WHAT NEEDS TO BE DONE: Go through the material and pull out every line with the string "ἔχει" in it.

DATA EXTRACT:
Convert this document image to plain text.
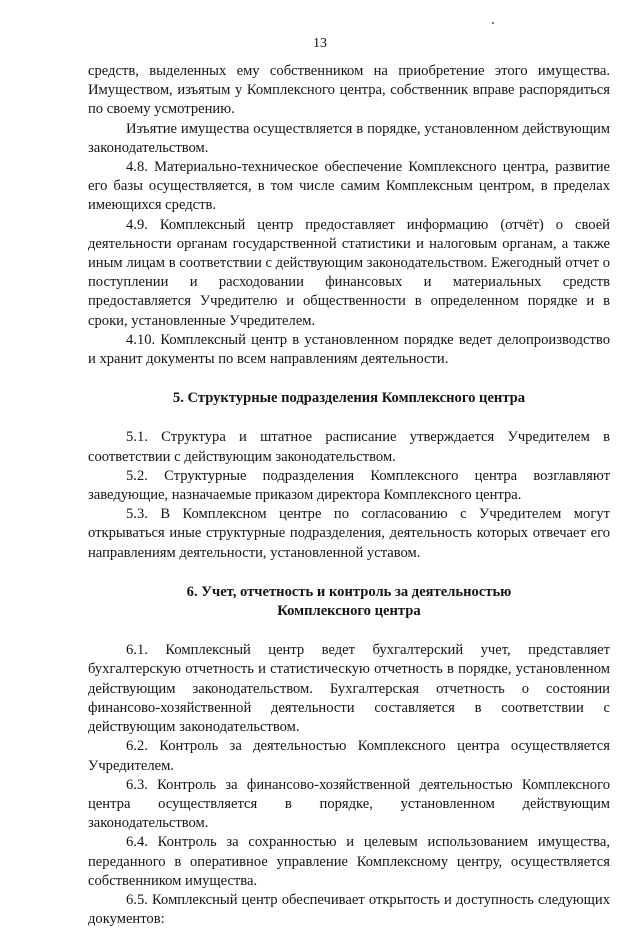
13

средств, выделенных ему собственником на приобретение этого имущества. Имуществом, изъятым у Комплексного центра, собственник вправе распорядиться по своему усмотрению.

Изъятие имущества осуществляется в порядке, установленном действующим законодательством.

4.8. Материально-техническое обеспечение Комплексного центра, развитие его базы осуществляется, в том числе самим Комплексным центром, в пределах имеющихся средств.

4.9. Комплексный центр предоставляет информацию (отчёт) о своей деятельности органам государственной статистики и налоговым органам, а также иным лицам в соответствии с действующим законодательством. Ежегодный отчет о поступлении и расходовании финансовых и материальных средств предоставляется Учредителю и общественности в определенном порядке и в сроки, установленные Учредителем.

4.10. Комплексный центр в установленном порядке ведет делопроизводство и хранит документы по всем направлениям деятельности.

5. Структурные подразделения Комплексного центра

5.1. Структура и штатное расписание утверждается Учредителем в соответствии с действующим законодательством.

5.2. Структурные подразделения Комплексного центра возглавляют заведующие, назначаемые приказом директора Комплексного центра.

5.3. В Комплексном центре по согласованию с Учредителем могут открываться иные структурные подразделения, деятельность которых отвечает его направлениям деятельности, установленной уставом.

6. Учет, отчетность и контроль за деятельностью

Комплексного центра

6.1. Комплексный центр ведет бухгалтерский учет, представляет бухгалтерскую отчетность и статистическую отчетность в порядке, установленном действующим законодательством. Бухгалтерская отчетность о состоянии финансово-хозяйственной деятельности составляется в соответствии с действующим законодательством.

6.2. Контроль за деятельностью Комплексного центра осуществляется Учредителем.

6.3. Контроль за финансово-хозяйственной деятельностью Комплексного центра осуществляется в порядке, установленном действующим законодательством.

6.4. Контроль за сохранностью и целевым использованием имущества, переданного в оперативное управление Комплексному центру, осуществляется собственником имущества.

6.5. Комплексный центр обеспечивает открытость и доступность следующих документов:
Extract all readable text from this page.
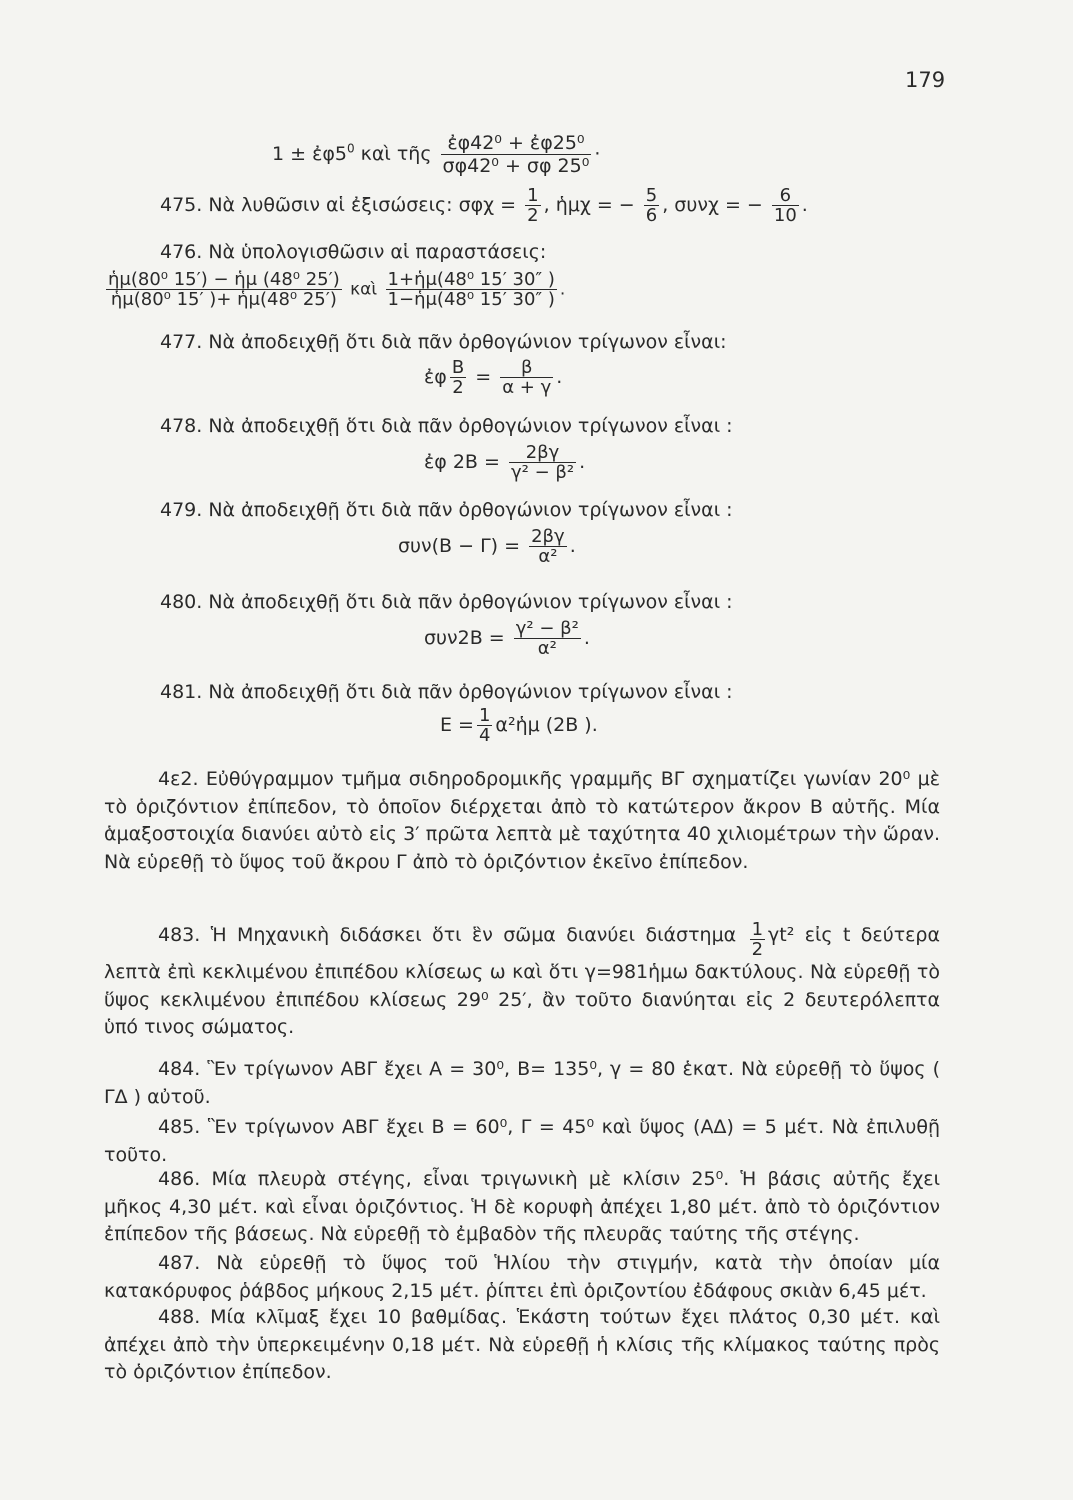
179
$1 \pm ἐ\varphi 5^0$ καὶ τῆς $\frac{\text{ἐφ42⁰ + ἐφ25⁰}}{\text{σφ42⁰ + σφ 25⁰}}$ ·
475. Νὰ λυθῶσιν αἱ ἐξισώσεις: $\sigma\varphi\chi = \frac{1}{2}$ , ἡμχ = − $\frac{5}{6}$ , συνχ = − $\frac{6}{10}$ .
476. Νὰ ὑπολογισθῶσιν αἱ παραστάσεις:
$\frac{\text{ἡμ(80⁰ 15′) − ἡμ (48⁰ 25′)}}{\text{ἡμ(80⁰ 15′ )+ ἡμ(48⁰ 25′)}}$ καὶ $\frac{\text{1+ἡμ(48⁰ 15′ 30″ )}}{\text{1−ἡμ(48⁰ 15′ 30″ )}}$ .
477. Νὰ ἀποδειχθῇ ὅτι διὰ πᾶν ὀρθογώνιον τρίγωνον εἶναι:
ἐφ $\frac{B}{2} = \frac{\beta}{\alpha + \gamma}$ .
478. Νὰ ἀποδειχθῇ ὅτι διὰ πᾶν ὀρθογώνιον τρίγωνον εἶναι :
ἐφ $2B = \frac{2\beta\gamma}{\text{γ² − β²}}$ .
479. Νὰ ἀποδειχθῇ ὅτι διὰ πᾶν ὀρθογώνιον τρίγωνον εἶναι :
$\sigma\upsilon\nu(B - \Gamma) = \frac{2\beta\gamma}{\text{α²}}$ .
480. Νὰ ἀποδειχθῇ ὅτι διὰ πᾶν ὀρθογώνιον τρίγωνον εἶναι :
$\sigma\upsilon\nu 2B = \frac{\text{γ² − β²}}{\text{α²}}$ .
481. Νὰ ἀποδειχθῇ ὅτι διὰ πᾶν ὀρθογώνιον τρίγωνον εἶναι :
$E = \frac{1}{4}$ α²ἡμ (2Β ).
4ε2. Εὐθύγραμμον τμῆμα σιδηροδρομικῆς γραμμῆς ΒΓ σχηματίζει γωνίαν 20⁰ μὲ τὸ ὁριζόντιον ἐπίπεδον, τὸ ὁποῖον διέρχεται ἀπὸ τὸ κατώτερον ἄκρον Β αὐτῆς. Μία ἁμαξοστοιχία διανύει αὐτὸ εἰς 3′ πρῶτα λεπτὰ μὲ ταχύτητα 40 χιλιομέτρων τὴν ὥραν. Νὰ εὑρεθῇ τὸ ὕψος τοῦ ἄκρου Γ ἀπὸ τὸ ὁριζόντιον ἐκεῖνο ἐπίπεδον.
483. Ἡ Μηχανικὴ διδάσκει ὅτι ἓν σῶμα διανύει διάστημα $\frac{1}{2} \gamma t^2$ εἰς t δεύτερα λεπτὰ ἐπὶ κεκλιμένου ἐπιπέδου κλίσεως ω καὶ ὅτι γ=981ἡμω δακτύλους. Νὰ εὑρεθῇ τὸ ὕψος κεκλιμένου ἐπιπέδου κλίσεως 29⁰ 25′, ἂν τοῦτο διανύηται εἰς 2 δευτερόλεπτα ὑπό τινος σώματος.
484. Ἓν τρίγωνον ΑΒΓ ἔχει Α = 30⁰, Β= 135⁰, γ = 80 ἑκατ. Νὰ εὑρεθῇ τὸ ὕψος ( ΓΔ ) αὐτοῦ.
485. Ἓν τρίγωνον ΑΒΓ ἔχει Β = 60⁰, Γ = 45⁰ καὶ ὕψος (ΑΔ) = 5 μέτ. Νὰ ἐπιλυθῇ τοῦτο.
486. Μία πλευρὰ στέγης, εἶναι τριγωνικὴ μὲ κλίσιν 25⁰. Ἡ βάσις αὐτῆς ἔχει μῆκος 4,30 μέτ. καὶ εἶναι ὁριζόντιος. Ἡ δὲ κορυφὴ ἀπέχει 1,80 μέτ. ἀπὸ τὸ ὁριζόντιον ἐπίπεδον τῆς βάσεως. Νὰ εὑρεθῇ τὸ ἐμβαδὸν τῆς πλευρᾶς ταύτης τῆς στέγης.
487. Νὰ εὑρεθῇ τὸ ὕψος τοῦ Ἡλίου τὴν στιγμήν, κατὰ τὴν ὁποίαν μία κατακόρυφος ῥάβδος μήκους 2,15 μέτ. ῥίπτει ἐπὶ ὁριζοντίου ἐδάφους σκιὰν 6,45 μέτ.
488. Μία κλῖμαξ ἔχει 10 βαθμίδας. Ἑκάστη τούτων ἔχει πλάτος 0,30 μέτ. καὶ ἀπέχει ἀπὸ τὴν ὑπερκειμένην 0,18 μέτ. Νὰ εὑρεθῇ ἡ κλίσις τῆς κλίμακος ταύτης πρὸς τὸ ὁριζόντιον ἐπίπεδον.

SOLUTION TO THE PROBLEM:
484. Ἓν τρίγωνον ΑΒΓ ἔχει Α = 30⁰, Β= 135⁰, γ = 80 ἑκατ. Νὰ εὑρεθῇ τὸ ὕψος ( ΓΔ ) αὐτοῦ.
485. Ἓν τρίγωνον ΑΒΓ ἔχει Β = 60⁰, Γ = 45⁰ καὶ ὕψος (ΑΔ) = 5 μέτ. Νὰ ἐπιλυθῇ τοῦτο.
486. Μία πλευρὰ στέγης, εἶναι τριγωνικὴ μὲ κλίσιν 25⁰. Ἡ βάσις αὐτῆς ἔχει μῆκος 4,30 μέτ. καὶ εἶναι ὁριζόντιος. Ἡ δὲ κορυφὴ ἀπέχει 1,80 μέτ. ἀπὸ τὸ ὁριζόντιον ἐπίπεδον τῆς βάσεως. Νὰ εὑρεθῇ τὸ ἐμβαδὸν τῆς πλευρᾶς ταύτης τῆς στέγης.
488. Μία κλῖμαξ ἔχει 10 βαθμίδας. Ἑκάστη τούτων ἔχει πλάτος 0,30 μέτ. καὶ ἀπέχει ἀπὸ τὴν ὑπερκειμένην 0,18 μέτ. Νὰ εὑρεθῇ ἡ κλίσις τῆς κλίμακος ταύτης πρὸς τὸ ὁριζόντιον ἐπίπεδον.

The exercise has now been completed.